Records to process –
______________________________

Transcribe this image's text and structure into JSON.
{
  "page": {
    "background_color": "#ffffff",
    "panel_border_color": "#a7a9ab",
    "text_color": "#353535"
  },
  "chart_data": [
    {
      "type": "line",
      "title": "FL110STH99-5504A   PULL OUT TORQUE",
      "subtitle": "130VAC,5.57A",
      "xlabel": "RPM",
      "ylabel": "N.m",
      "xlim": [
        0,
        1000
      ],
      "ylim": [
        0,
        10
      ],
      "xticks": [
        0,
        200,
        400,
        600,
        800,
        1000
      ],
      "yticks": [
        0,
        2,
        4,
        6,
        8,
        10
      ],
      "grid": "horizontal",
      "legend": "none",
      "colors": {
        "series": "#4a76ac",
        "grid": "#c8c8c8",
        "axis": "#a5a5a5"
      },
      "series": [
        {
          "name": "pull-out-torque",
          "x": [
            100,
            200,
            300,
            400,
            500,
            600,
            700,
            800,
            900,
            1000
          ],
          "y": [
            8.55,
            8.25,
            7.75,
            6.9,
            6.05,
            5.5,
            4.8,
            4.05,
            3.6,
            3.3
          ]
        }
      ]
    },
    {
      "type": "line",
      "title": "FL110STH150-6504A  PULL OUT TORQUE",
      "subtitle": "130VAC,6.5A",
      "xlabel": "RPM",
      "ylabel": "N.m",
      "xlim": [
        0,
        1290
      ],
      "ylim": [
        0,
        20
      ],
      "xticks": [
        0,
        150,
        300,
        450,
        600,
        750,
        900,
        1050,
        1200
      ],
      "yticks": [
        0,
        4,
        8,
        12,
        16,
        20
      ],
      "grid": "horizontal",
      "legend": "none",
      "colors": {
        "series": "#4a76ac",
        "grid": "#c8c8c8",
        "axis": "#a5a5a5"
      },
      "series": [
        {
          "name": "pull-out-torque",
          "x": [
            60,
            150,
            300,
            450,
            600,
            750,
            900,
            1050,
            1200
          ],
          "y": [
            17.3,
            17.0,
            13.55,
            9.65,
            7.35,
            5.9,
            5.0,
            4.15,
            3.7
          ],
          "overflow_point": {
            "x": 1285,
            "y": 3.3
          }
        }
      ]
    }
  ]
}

______________________________

What is asked – Look through the data above. Find each line with the string "subtitle" and copy it.

Task answer –
      "subtitle": "130VAC,5.57A",
      "subtitle": "130VAC,6.5A",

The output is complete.